Direction A - Can you return, verbatim, the rows from the line with "header-divider (159, 123, 837, 124)" up to and including the line with "text-line-with-citation (159, 437, 837, 469)"?

EX-5.1 2 exhibit_5-1.htm OPINION OF DOW LOHNES PLLC exhibit_5-1.htm

Exhibit 5.1


[Dow Lohnes PLLC Letterhead]
 
May 26, 2011
 
West Marine, Inc.
500 Westridge Drive
Watsonville, California  95076-4100
 
Re:           Registration Statement on Form S-8
 
Ladies and Gentlemen:
 
We have acted as special counsel for West Marine, Inc., a Delaware corporation (“West Marine”), in connection with the preparation of the Registration Statement on Form S-8 (the “Registration Statement”) pertaining to 1,900,000 shares (the “Shares”) of common stock, $0.001 par value per share, being registered for issuance by West Marine pursuant to the West Marine, Inc. Omnibus Equity Incentive Plan, as amended and restated (the “Omnibus Plan”).  At your request, we are providing this opinion to you for filing as an exhibit to the Registration Statement.
 
In preparing this opinion, we have reviewed (i) the Registration Statement, (ii) West Marine’s Certificate of Incorporation and Bylaws, each as amended to date, (iii) the Omnibus Plan, and (iv) a certificate from the corporate secretary of West Marine, dated May 19, 2011.
 
As to matters of fact relevant to our opinion, we have relied upon oral representations of officers and other representatives of West Marine, without further investigation.  With respect to our examination of the foregoing documents, we have assumed: (i) the authenticity of all documents submitted to us as originals, the conformity with authentic original documents of all documents submitted to us as copies or forms, the genuineness of all signatures and the legal capacity of natural persons, and (ii) that the foregoing documents, in the forms thereof submitted for our review, have not been altered, amended or repealed in any respect material to our opinion as stated herein.  We have not reviewed any documents other than the documents listed above for purposes of rendering our opinion as expressed herein, and we assume that there exists no provision of any such other document that bears upon or is inconsistent with our opinion as expressed herein.  We have conducted no independent factual investigation of our own but rather have relied solely upon the foregoing documents, the statements and information set forth therein and the additional matters recited or assumed herein, all of which we assume to be true, complete and accurate in all material respects.

Data supplied -
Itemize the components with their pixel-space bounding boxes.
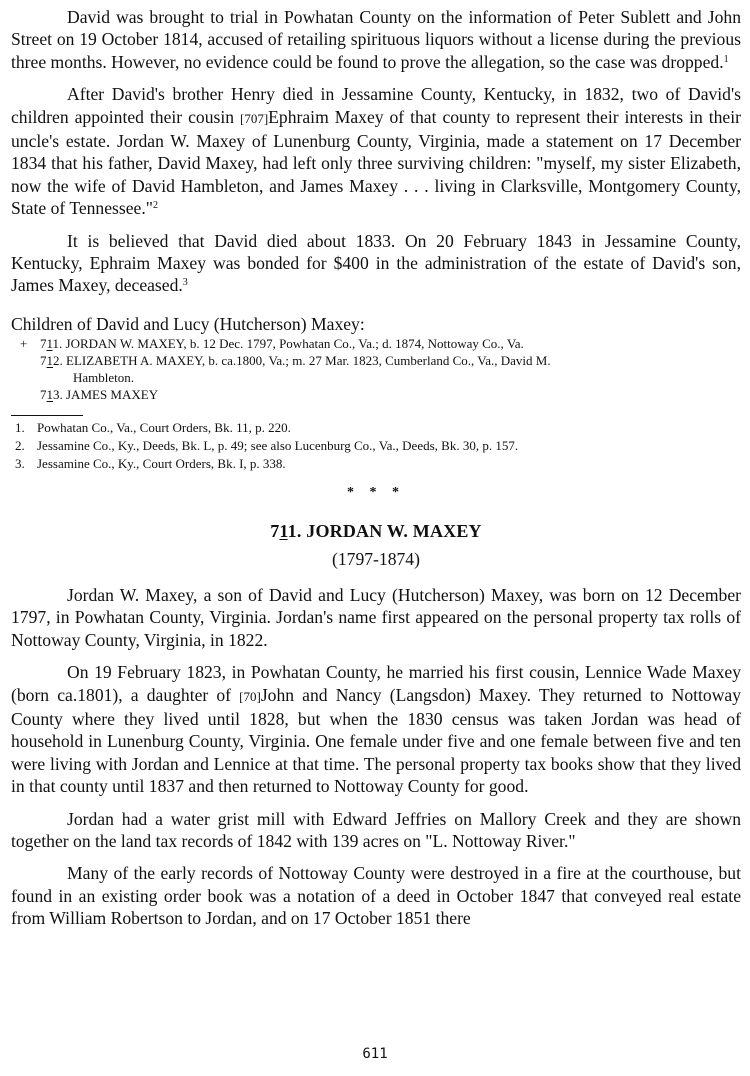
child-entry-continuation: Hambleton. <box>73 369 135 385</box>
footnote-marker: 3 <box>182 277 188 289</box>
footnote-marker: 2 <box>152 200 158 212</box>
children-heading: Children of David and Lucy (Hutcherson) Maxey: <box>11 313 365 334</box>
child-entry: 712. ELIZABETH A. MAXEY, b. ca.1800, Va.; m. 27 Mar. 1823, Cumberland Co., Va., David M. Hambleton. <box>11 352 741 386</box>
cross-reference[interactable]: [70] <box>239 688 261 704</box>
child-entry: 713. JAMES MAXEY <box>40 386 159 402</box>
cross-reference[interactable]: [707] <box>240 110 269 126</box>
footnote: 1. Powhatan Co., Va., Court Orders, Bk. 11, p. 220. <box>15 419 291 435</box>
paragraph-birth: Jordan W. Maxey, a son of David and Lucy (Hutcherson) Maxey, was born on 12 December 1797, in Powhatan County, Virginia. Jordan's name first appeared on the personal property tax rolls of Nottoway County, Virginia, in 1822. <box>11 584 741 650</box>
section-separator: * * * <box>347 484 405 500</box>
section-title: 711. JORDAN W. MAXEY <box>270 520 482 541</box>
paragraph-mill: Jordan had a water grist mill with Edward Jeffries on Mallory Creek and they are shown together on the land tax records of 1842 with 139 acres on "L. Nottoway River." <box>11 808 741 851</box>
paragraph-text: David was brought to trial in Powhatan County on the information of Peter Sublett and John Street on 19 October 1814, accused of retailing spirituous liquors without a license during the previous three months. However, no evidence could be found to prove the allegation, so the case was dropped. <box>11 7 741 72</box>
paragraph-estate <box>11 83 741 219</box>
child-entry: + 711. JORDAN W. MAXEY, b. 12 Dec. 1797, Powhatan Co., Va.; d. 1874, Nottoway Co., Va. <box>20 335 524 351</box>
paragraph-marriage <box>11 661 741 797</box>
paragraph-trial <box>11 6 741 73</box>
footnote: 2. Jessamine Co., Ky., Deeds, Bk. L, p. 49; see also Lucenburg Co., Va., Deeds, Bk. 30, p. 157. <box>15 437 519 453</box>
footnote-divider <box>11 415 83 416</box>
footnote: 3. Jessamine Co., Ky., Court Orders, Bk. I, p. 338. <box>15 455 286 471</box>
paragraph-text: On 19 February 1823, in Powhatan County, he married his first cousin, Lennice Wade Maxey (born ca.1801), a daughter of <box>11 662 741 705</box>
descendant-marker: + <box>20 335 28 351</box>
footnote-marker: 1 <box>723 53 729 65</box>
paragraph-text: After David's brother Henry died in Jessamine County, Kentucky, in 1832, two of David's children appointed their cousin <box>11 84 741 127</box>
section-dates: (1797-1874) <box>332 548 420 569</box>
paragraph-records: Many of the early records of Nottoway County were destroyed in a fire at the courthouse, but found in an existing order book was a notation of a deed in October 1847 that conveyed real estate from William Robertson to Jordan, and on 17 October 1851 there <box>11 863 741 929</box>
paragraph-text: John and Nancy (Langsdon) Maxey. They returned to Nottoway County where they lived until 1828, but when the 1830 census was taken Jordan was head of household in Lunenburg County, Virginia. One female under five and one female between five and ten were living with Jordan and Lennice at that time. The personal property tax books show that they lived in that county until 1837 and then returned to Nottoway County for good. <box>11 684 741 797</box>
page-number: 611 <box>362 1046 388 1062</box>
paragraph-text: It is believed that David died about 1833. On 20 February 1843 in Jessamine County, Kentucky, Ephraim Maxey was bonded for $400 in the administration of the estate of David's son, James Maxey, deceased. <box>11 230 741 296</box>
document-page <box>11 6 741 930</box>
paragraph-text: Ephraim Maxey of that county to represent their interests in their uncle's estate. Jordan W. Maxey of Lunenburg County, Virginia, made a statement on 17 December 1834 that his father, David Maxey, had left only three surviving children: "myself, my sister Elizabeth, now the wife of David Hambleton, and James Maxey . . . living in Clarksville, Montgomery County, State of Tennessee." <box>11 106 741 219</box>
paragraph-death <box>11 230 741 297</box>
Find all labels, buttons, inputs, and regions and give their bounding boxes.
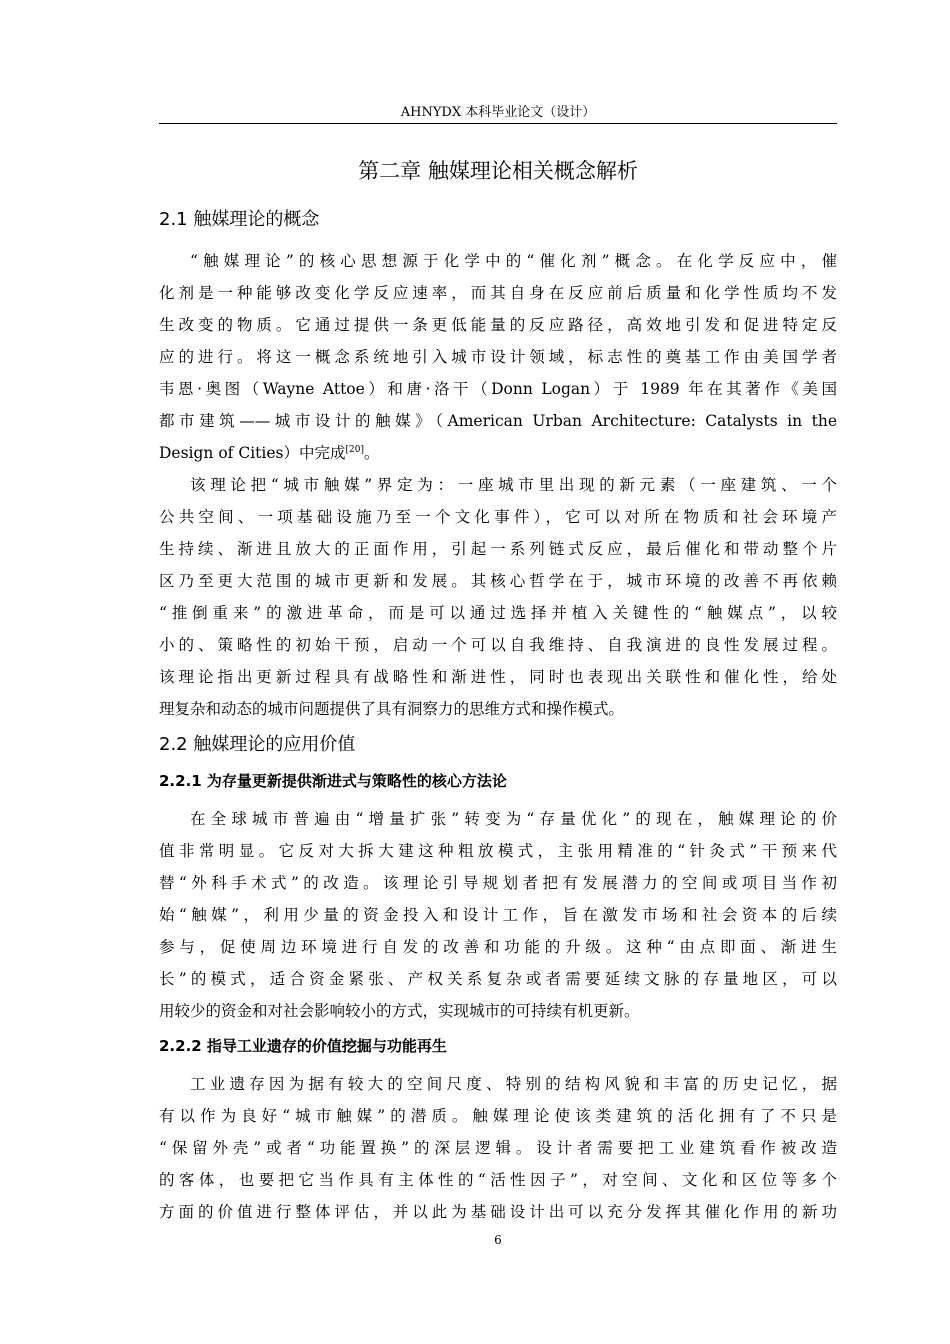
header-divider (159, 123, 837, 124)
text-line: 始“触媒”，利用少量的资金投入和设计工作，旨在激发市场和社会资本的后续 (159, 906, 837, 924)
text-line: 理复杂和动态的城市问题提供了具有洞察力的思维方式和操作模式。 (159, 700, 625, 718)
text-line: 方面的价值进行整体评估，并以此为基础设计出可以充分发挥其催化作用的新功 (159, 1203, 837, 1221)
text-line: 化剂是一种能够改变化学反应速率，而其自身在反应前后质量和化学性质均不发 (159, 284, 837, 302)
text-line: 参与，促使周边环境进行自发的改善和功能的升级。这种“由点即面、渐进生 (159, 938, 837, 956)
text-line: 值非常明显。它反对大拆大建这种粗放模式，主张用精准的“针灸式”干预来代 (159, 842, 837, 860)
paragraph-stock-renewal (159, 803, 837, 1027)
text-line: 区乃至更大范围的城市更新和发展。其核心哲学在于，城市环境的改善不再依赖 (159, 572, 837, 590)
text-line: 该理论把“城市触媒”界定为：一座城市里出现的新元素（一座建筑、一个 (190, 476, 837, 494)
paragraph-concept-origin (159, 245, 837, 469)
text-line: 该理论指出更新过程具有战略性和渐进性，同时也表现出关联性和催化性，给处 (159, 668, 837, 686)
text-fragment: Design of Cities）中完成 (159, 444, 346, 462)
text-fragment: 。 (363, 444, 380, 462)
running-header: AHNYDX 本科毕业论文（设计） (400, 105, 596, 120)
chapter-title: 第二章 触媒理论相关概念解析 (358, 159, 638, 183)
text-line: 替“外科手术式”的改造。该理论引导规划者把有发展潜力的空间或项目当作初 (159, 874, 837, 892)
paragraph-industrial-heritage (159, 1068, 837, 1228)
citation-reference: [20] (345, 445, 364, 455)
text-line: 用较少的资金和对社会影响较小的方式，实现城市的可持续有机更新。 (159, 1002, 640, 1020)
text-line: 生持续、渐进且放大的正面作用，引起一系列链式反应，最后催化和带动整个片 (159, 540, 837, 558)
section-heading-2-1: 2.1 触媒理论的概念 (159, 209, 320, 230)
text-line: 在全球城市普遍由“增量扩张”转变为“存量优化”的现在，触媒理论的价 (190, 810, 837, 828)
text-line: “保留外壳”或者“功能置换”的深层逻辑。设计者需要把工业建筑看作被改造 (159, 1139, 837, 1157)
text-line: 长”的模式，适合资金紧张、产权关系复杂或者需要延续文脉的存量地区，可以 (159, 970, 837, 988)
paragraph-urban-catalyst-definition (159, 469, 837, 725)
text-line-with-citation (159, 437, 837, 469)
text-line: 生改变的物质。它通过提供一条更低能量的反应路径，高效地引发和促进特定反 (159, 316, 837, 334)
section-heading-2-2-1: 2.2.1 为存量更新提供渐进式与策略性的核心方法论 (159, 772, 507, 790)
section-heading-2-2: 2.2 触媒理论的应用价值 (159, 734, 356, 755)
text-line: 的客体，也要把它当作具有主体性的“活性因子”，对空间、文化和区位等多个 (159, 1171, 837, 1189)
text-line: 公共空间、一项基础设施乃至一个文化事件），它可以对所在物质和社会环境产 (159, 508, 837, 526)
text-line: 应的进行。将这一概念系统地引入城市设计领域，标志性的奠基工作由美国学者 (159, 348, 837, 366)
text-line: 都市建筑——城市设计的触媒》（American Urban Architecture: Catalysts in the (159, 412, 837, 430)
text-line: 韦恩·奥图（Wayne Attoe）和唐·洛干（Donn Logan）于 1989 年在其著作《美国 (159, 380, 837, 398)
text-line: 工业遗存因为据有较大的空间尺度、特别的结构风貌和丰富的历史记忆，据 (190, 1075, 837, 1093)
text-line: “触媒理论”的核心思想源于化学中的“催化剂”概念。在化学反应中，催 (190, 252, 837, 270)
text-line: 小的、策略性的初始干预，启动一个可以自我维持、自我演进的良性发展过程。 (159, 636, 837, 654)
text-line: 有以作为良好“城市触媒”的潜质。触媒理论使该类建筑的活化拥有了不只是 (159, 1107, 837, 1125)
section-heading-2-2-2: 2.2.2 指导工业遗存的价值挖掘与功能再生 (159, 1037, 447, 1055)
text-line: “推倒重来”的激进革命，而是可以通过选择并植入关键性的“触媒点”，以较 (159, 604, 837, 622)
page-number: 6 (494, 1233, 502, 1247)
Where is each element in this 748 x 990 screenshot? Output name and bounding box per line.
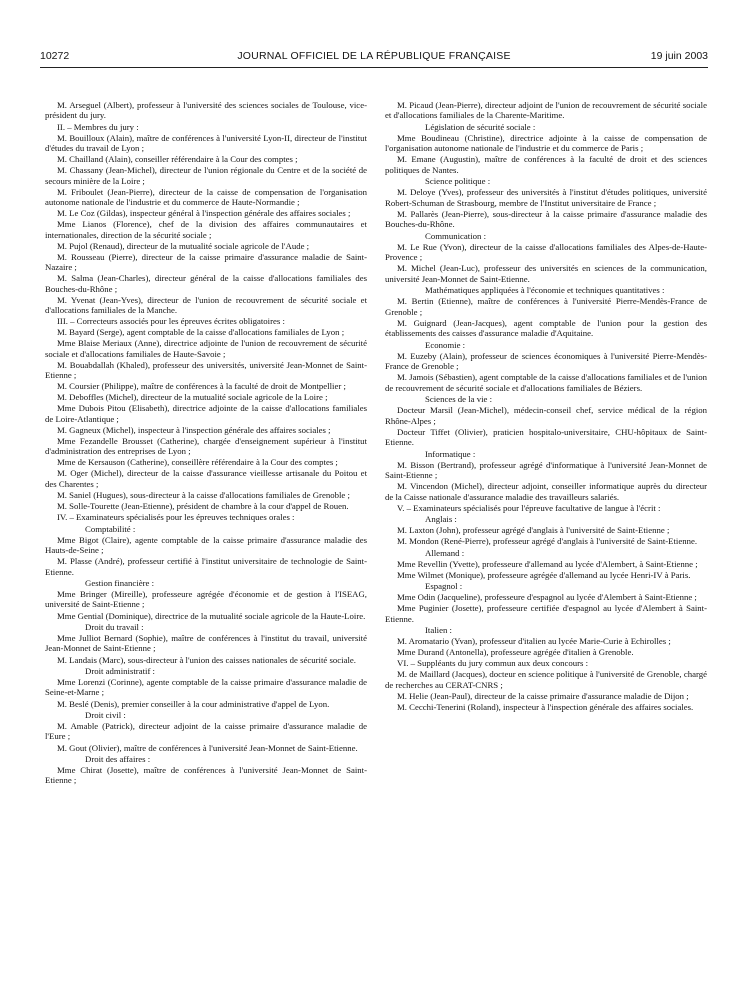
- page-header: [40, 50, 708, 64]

Direction B - Could you retype the entire legal opinion letter word for word, with nothing left out?

Written solution A -
header-divider (159, 123, 837, 124)
text-line: 始“触媒”，利用少量的资金投入和设计工作，旨在激发市场和社会资本的后续 (159, 906, 837, 924)
text-line: 理复杂和动态的城市问题提供了具有洞察力的思维方式和操作模式。 (159, 700, 625, 718)
text-line: 方面的价值进行整体评估，并以此为基础设计出可以充分发挥其催化作用的新功 (159, 1203, 837, 1221)
text-line: 化剂是一种能够改变化学反应速率，而其自身在反应前后质量和化学性质均不发 (159, 284, 837, 302)
text-line: 参与，促使周边环境进行自发的改善和功能的升级。这种“由点即面、渐进生 (159, 938, 837, 956)
text-line: 值非常明显。它反对大拆大建这种粗放模式，主张用精准的“针灸式”干预来代 (159, 842, 837, 860)
paragraph-stock-renewal (159, 803, 837, 1027)
text-line: 区乃至更大范围的城市更新和发展。其核心哲学在于，城市环境的改善不再依赖 (159, 572, 837, 590)
text-line: 该理论把“城市触媒”界定为：一座城市里出现的新元素（一座建筑、一个 (190, 476, 837, 494)
paragraph-concept-origin (159, 245, 837, 469)
text-line: 该理论指出更新过程具有战略性和渐进性，同时也表现出关联性和催化性，给处 (159, 668, 837, 686)
text-fragment: Design of Cities）中完成 (159, 444, 346, 462)
text-fragment: 。 (363, 444, 380, 462)
running-header: AHNYDX 本科毕业论文（设计） (400, 105, 596, 120)
chapter-title: 第二章 触媒理论相关概念解析 (358, 159, 638, 183)
text-line: 替“外科手术式”的改造。该理论引导规划者把有发展潜力的空间或项目当作初 (159, 874, 837, 892)
paragraph-industrial-heritage (159, 1068, 837, 1228)
citation-reference: [20] (345, 445, 364, 455)
text-line: 用较少的资金和对社会影响较小的方式，实现城市的可持续有机更新。 (159, 1002, 640, 1020)
text-line: 生持续、渐进且放大的正面作用，引起一系列链式反应，最后催化和带动整个片 (159, 540, 837, 558)
section-heading-2-1: 2.1 触媒理论的概念 (159, 209, 320, 230)
text-line: 在全球城市普遍由“增量扩张”转变为“存量优化”的现在，触媒理论的价 (190, 810, 837, 828)
text-line: “保留外壳”或者“功能置换”的深层逻辑。设计者需要把工业建筑看作被改造 (159, 1139, 837, 1157)
text-line: 长”的模式，适合资金紧张、产权关系复杂或者需要延续文脉的存量地区，可以 (159, 970, 837, 988)
paragraph-urban-catalyst-definition (159, 469, 837, 725)
text-line-with-citation (159, 437, 837, 469)

Written solution B -
EX-5.1 2 exhibit_5-1.htm OPINION OF DOW LOHNES PLLC exhibit_5-1.htm

Exhibit 5.1


[Dow Lohnes PLLC Letterhead]
 
May 26, 2011
 
West Marine, Inc.
500 Westridge Drive
Watsonville, California  95076-4100
 
Re:           Registration Statement on Form S-8
 
Ladies and Gentlemen:
 
We have acted as special counsel for West Marine, Inc., a Delaware corporation (“West Marine”), in connection with the preparation of the Registration Statement on Form S-8 (the “Registration Statement”) pertaining to 1,900,000 shares (the “Shares”) of common stock, $0.001 par value per share, being registered for issuance by West Marine pursuant to the West Marine, Inc. Omnibus Equity Incentive Plan, as amended and restated (the “Omnibus Plan”).  At your request, we are providing this opinion to you for filing as an exhibit to the Registration Statement.
 
In preparing this opinion, we have reviewed (i) the Registration Statement, (ii) West Marine’s Certificate of Incorporation and Bylaws, each as amended to date, (iii) the Omnibus Plan, and (iv) a certificate from the corporate secretary of West Marine, dated May 19, 2011.
 
As to matters of fact relevant to our opinion, we have relied upon oral representations of officers and other representatives of West Marine, without further investigation.  With respect to our examination of the foregoing documents, we have assumed: (i) the authenticity of all documents submitted to us as originals, the conformity with authentic original documents of all documents submitted to us as copies or forms, the genuineness of all signatures and the legal capacity of natural persons, and (ii) that the foregoing documents, in the forms thereof submitted for our review, have not been altered, amended or repealed in any respect material to our opinion as stated herein.  We have not reviewed any documents other than the documents listed above for purposes of rendering our opinion as expressed herein, and we assume that there exists no provision of any such other document that bears upon or is inconsistent with our opinion as expressed herein.  We have conducted no independent factual investigation of our own but rather have relied solely upon the foregoing documents, the statements and information set forth therein and the additional matters recited or assumed herein, all of which we assume to be true, complete and accurate in all material respects.